* **To be done**
[1] According to the comment thread, what did Wal-Mart decide a few months earlier about store employees' hours?
[2] Collect every line of the listing that contains the string "relative", with case counting.

Don't believe me? Just go in and try to find the customers.
Posted by: Quaker in a Basement on March 29, 2007 at 1:51 PM | PERMALINK
Leaving out the issues about union/non-union and executive pay, here is what I don't get: why did they feel that they have to fire everyone and ask them to try again in 10 weeks? If they can decide the salary of the employee, why not simply lower their salary? If this is not about performance but only about salary level, then I guess the company should be interested in keeping them if this can be done at a lower salary level. Maybe some of them might be willing to work for a little less.
NOTE: I am not saying this would be a nice thing to do either, but it seems they are going out of their way to humiliate these employees. Or are there some state or federal rules that make layoffs easier than salary reductions? Why do companies feel they have to behave like jerks towards their employees? It can't be in their economic interest.
Posted by: TS on March 29, 2007 at 1:58 PM | PERMALINK
Costco, damnit!
Posted by: Blue Girl, Red State (aka G.C) on March 29, 2007 at 2:04 PM | PERMALINK
*crossing Circuit City off of personal list of place to shop due to corporate cretinism*
Not that I was a frequent shopper or anything.
Posted by: grape_crush on March 29, 2007 at 2:24 PM | PERMALINK
This reminds me of Wal-Mart's decision a few months ago to scrap regular shifts and make store employees work whatever hours the corporate planners decided were needed from week to week.

* **Records for the exercise**
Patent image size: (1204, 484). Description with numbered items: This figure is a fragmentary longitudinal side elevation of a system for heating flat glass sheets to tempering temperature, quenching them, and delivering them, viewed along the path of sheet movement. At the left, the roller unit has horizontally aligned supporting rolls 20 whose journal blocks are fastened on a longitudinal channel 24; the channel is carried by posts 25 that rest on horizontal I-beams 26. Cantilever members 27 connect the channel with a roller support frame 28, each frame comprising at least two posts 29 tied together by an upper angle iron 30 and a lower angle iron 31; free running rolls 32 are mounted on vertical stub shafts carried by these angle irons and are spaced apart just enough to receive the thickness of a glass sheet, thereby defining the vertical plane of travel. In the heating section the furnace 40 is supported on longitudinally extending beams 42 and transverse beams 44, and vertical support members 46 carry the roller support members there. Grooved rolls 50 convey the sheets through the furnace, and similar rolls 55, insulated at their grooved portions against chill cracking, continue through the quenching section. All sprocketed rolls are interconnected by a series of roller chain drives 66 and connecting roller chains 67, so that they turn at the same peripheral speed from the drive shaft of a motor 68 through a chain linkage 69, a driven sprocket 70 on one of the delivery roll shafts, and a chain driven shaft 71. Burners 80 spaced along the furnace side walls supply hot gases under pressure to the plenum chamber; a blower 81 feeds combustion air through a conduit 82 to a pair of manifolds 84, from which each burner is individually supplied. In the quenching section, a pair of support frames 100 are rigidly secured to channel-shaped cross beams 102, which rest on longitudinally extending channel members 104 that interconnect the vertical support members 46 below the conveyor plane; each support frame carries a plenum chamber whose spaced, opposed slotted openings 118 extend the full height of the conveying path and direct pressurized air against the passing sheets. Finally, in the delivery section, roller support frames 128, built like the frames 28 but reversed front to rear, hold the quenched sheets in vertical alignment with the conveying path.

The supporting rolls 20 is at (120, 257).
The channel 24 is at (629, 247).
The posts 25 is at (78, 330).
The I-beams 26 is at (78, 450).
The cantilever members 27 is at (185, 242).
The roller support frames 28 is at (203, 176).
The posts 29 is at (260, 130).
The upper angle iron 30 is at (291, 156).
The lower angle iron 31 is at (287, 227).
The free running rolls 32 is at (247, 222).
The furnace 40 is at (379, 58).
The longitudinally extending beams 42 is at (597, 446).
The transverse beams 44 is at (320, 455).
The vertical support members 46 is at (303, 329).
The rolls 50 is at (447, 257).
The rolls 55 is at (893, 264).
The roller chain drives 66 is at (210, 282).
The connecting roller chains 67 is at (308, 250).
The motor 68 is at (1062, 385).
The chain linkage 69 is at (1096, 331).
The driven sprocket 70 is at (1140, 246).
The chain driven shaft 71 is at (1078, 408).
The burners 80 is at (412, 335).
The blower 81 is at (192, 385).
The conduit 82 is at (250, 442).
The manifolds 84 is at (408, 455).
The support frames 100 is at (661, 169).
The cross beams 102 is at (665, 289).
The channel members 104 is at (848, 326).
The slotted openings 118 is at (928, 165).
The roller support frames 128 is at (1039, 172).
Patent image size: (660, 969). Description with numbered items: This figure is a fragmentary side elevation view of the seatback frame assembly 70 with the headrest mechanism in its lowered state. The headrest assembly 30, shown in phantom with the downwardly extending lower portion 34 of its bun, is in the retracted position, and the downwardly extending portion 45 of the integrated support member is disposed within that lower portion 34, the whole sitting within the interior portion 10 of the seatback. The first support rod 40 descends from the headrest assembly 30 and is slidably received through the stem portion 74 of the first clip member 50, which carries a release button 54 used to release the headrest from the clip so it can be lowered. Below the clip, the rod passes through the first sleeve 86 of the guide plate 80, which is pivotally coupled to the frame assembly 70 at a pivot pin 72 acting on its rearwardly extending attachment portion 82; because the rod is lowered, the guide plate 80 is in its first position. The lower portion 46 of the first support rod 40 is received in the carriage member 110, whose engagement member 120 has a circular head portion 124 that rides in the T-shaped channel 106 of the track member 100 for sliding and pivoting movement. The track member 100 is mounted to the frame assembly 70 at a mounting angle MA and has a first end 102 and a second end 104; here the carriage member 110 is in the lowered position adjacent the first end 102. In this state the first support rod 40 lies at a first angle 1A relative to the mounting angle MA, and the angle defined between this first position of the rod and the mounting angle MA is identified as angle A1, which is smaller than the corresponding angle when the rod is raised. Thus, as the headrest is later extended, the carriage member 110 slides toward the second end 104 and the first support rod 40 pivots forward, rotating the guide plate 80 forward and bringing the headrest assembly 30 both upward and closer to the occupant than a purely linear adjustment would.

* **The replies**
[1] Wal-Mart decided to scrap regular shifts and make store employees work whatever hours the corporate planners decided were needed from week to week.

[2]
Patent image size: (660, 969). Description with numbered items: This figure is a fragmentary side elevation view of the seatback frame assembly 70 with the headrest mechanism in its lowered state. The headrest assembly 30, shown in phantom with the downwardly extending lower portion 34 of its bun, is in the retracted position, and the downwardly extending portion 45 of the integrated support member is disposed within that lower portion 34, the whole sitting within the interior portion 10 of the seatback. The first support rod 40 descends from the headrest assembly 30 and is slidably received through the stem portion 74 of the first clip member 50, which carries a release button 54 used to release the headrest from the clip so it can be lowered. Below the clip, the rod passes through the first sleeve 86 of the guide plate 80, which is pivotally coupled to the frame assembly 70 at a pivot pin 72 acting on its rearwardly extending attachment portion 82; because the rod is lowered, the guide plate 80 is in its first position. The lower portion 46 of the first support rod 40 is received in the carriage member 110, whose engagement member 120 has a circular head portion 124 that rides in the T-shaped channel 106 of the track member 100 for sliding and pivoting movement. The track member 100 is mounted to the frame assembly 70 at a mounting angle MA and has a first end 102 and a second end 104; here the carriage member 110 is in the lowered position adjacent the first end 102. In this state the first support rod 40 lies at a first angle 1A relative to the mounting angle MA, and the angle defined between this first position of the rod and the mounting angle MA is identified as angle A1, which is smaller than the corresponding angle when the rod is raised. Thus, as the headrest is later extended, the carriage member 110 slides toward the second end 104 and the first support rod 40 pivots forward, rotating the guide plate 80 forward and bringing the headrest assembly 30 both upward and closer to the occupant than a purely linear adjustment would.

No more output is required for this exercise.